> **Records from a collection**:
** START **

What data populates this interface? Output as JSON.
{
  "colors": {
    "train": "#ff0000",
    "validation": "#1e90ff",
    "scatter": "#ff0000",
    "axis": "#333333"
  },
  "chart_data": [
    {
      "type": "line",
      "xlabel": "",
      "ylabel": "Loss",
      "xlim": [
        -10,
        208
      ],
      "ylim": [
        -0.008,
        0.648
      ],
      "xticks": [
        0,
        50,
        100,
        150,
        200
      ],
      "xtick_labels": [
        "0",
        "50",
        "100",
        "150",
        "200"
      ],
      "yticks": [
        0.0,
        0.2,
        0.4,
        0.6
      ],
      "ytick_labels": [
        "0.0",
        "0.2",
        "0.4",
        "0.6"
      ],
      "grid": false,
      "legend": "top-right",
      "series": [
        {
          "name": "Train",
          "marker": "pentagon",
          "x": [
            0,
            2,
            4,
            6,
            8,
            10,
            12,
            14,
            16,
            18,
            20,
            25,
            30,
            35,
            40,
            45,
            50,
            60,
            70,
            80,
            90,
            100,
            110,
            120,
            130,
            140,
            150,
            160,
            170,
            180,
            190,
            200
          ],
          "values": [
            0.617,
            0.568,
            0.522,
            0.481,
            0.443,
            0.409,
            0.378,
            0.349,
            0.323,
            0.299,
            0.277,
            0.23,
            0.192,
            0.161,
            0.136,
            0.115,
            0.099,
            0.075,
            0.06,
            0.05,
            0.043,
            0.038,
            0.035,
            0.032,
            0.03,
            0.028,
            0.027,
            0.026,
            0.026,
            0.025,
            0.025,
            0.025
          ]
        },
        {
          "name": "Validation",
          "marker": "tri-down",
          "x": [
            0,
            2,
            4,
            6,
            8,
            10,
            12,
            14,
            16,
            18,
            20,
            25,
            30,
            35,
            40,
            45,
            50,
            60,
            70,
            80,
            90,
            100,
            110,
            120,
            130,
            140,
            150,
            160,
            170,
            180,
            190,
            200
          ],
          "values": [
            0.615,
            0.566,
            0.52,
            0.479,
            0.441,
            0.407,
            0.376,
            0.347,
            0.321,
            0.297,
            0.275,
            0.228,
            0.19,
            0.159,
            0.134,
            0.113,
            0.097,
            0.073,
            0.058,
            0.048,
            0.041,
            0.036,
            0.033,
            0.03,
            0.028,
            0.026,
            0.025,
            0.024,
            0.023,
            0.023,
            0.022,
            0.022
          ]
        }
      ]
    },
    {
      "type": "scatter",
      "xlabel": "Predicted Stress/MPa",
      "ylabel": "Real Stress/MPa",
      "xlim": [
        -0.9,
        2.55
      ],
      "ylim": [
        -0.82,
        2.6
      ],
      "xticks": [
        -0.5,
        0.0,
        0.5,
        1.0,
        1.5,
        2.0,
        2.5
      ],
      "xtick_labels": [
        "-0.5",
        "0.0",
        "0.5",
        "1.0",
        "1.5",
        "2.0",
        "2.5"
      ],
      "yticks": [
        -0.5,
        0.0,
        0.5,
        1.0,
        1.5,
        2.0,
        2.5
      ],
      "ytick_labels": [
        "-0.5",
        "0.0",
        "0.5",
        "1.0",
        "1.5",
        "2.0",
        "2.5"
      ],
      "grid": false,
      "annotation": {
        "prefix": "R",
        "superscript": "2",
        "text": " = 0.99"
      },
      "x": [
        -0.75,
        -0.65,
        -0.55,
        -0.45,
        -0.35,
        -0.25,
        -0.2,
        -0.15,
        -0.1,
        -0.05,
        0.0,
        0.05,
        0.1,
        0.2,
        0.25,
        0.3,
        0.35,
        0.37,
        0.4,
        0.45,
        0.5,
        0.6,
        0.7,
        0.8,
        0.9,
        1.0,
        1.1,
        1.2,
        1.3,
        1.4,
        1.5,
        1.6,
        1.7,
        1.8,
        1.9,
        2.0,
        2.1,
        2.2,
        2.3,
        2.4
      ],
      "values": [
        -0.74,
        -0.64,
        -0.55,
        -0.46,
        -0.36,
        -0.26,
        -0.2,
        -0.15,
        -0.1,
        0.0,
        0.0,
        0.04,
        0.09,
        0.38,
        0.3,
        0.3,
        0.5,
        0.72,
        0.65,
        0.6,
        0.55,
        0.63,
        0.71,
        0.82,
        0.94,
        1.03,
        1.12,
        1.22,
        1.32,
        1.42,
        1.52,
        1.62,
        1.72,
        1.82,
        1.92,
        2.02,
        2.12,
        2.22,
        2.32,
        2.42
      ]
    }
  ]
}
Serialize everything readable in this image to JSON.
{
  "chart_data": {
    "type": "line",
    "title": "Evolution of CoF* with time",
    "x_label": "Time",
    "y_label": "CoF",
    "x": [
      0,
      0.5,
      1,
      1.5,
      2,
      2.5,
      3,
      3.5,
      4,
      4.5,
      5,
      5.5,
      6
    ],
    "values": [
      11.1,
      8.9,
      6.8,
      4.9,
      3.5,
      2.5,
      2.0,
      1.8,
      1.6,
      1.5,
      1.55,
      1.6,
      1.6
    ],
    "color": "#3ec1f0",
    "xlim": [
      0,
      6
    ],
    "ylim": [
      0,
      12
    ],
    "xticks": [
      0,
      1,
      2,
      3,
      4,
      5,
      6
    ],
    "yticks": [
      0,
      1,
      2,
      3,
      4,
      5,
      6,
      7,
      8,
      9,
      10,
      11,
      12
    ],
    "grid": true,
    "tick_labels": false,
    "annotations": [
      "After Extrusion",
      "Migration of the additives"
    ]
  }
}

** END **

> **What is required**: Transcribe every line of the data, exactly as it stands.

> **Task response**:
What data populates this interface? Output as JSON.
{
  "colors": {
    "train": "#ff0000",
    "validation": "#1e90ff",
    "scatter": "#ff0000",
    "axis": "#333333"
  },
  "chart_data": [
    {
      "type": "line",
      "xlabel": "",
      "ylabel": "Loss",
      "xlim": [
        -10,
        208
      ],
      "ylim": [
        -0.008,
        0.648
      ],
      "xticks": [
        0,
        50,
        100,
        150,
        200
      ],
      "xtick_labels": [
        "0",
        "50",
        "100",
        "150",
        "200"
      ],
      "yticks": [
        0.0,
        0.2,
        0.4,
        0.6
      ],
      "ytick_labels": [
        "0.0",
        "0.2",
        "0.4",
        "0.6"
      ],
      "grid": false,
      "legend": "top-right",
      "series": [
        {
          "name": "Train",
          "marker": "pentagon",
          "x": [
            0,
            2,
            4,
            6,
            8,
            10,
            12,
            14,
            16,
            18,
            20,
            25,
            30,
            35,
            40,
            45,
            50,
            60,
            70,
            80,
            90,
            100,
            110,
            120,
            130,
            140,
            150,
            160,
            170,
            180,
            190,
            200
          ],
          "values": [
            0.617,
            0.568,
            0.522,
            0.481,
            0.443,
            0.409,
            0.378,
            0.349,
            0.323,
            0.299,
            0.277,
            0.23,
            0.192,
            0.161,
            0.136,
            0.115,
            0.099,
            0.075,
            0.06,
            0.05,
            0.043,
            0.038,
            0.035,
            0.032,
            0.03,
            0.028,
            0.027,
            0.026,
            0.026,
            0.025,
            0.025,
            0.025
          ]
        },
        {
          "name": "Validation",
          "marker": "tri-down",
          "x": [
            0,
            2,
            4,
            6,
            8,
            10,
            12,
            14,
            16,
            18,
            20,
            25,
            30,
            35,
            40,
            45,
            50,
            60,
            70,
            80,
            90,
            100,
            110,
            120,
            130,
            140,
            150,
            160,
            170,
            180,
            190,
            200
          ],
          "values": [
            0.615,
            0.566,
            0.52,
            0.479,
            0.441,
            0.407,
            0.376,
            0.347,
            0.321,
            0.297,
            0.275,
            0.228,
            0.19,
            0.159,
            0.134,
            0.113,
            0.097,
            0.073,
            0.058,
            0.048,
            0.041,
            0.036,
            0.033,
            0.03,
            0.028,
            0.026,
            0.025,
            0.024,
            0.023,
            0.023,
            0.022,
            0.022
          ]
        }
      ]
    },
    {
      "type": "scatter",
      "xlabel": "Predicted Stress/MPa",
      "ylabel": "Real Stress/MPa",
      "xlim": [
        -0.9,
        2.55
      ],
      "ylim": [
        -0.82,
        2.6
      ],
      "xticks": [
        -0.5,
        0.0,
        0.5,
        1.0,
        1.5,
        2.0,
        2.5
      ],
      "xtick_labels": [
        "-0.5",
        "0.0",
        "0.5",
        "1.0",
        "1.5",
        "2.0",
        "2.5"
      ],
      "yticks": [
        -0.5,
        0.0,
        0.5,
        1.0,
        1.5,
        2.0,
        2.5
      ],
      "ytick_labels": [
        "-0.5",
        "0.0",
        "0.5",
        "1.0",
        "1.5",
        "2.0",
        "2.5"
      ],
      "grid": false,
      "annotation": {
        "prefix": "R",
        "superscript": "2",
        "text": " = 0.99"
      },
      "x": [
        -0.75,
        -0.65,
        -0.55,
        -0.45,
        -0.35,
        -0.25,
        -0.2,
        -0.15,
        -0.1,
        -0.05,
        0.0,
        0.05,
        0.1,
        0.2,
        0.25,
        0.3,
        0.35,
        0.37,
        0.4,
        0.45,
        0.5,
        0.6,
        0.7,
        0.8,
        0.9,
        1.0,
        1.1,
        1.2,
        1.3,
        1.4,
        1.5,
        1.6,
        1.7,
        1.8,
        1.9,
        2.0,
        2.1,
        2.2,
        2.3,
        2.4
      ],
      "values": [
        -0.74,
        -0.64,
        -0.55,
        -0.46,
        -0.36,
        -0.26,
        -0.2,
        -0.15,
        -0.1,
        0.0,
        0.0,
        0.04,
        0.09,
        0.38,
        0.3,
        0.3,
        0.5,
        0.72,
        0.65,
        0.6,
        0.55,
        0.63,
        0.71,
        0.82,
        0.94,
        1.03,
        1.12,
        1.22,
        1.32,
        1.42,
        1.52,
        1.62,
        1.72,
        1.82,
        1.92,
        2.02,
        2.12,
        2.22,
        2.32,
        2.42
      ]
    }
  ]
}
Serialize everything readable in this image to JSON.
{
  "chart_data": {
    "type": "line",
    "title": "Evolution of CoF* with time",
    "x_label": "Time",
    "y_label": "CoF",
    "x": [
      0,
      0.5,
      1,
      1.5,
      2,
      2.5,
      3,
      3.5,
      4,
      4.5,
      5,
      5.5,
      6
    ],
    "values": [
      11.1,
      8.9,
      6.8,
      4.9,
      3.5,
      2.5,
      2.0,
      1.8,
      1.6,
      1.5,
      1.55,
      1.6,
      1.6
    ],
    "color": "#3ec1f0",
    "xlim": [
      0,
      6
    ],
    "ylim": [
      0,
      12
    ],
    "xticks": [
      0,
      1,
      2,
      3,
      4,
      5,
      6
    ],
    "yticks": [
      0,
      1,
      2,
      3,
      4,
      5,
      6,
      7,
      8,
      9,
      10,
      11,
      12
    ],
    "grid": true,
    "tick_labels": false,
    "annotations": [
      "After Extrusion",
      "Migration of the additives"
    ]
  }
}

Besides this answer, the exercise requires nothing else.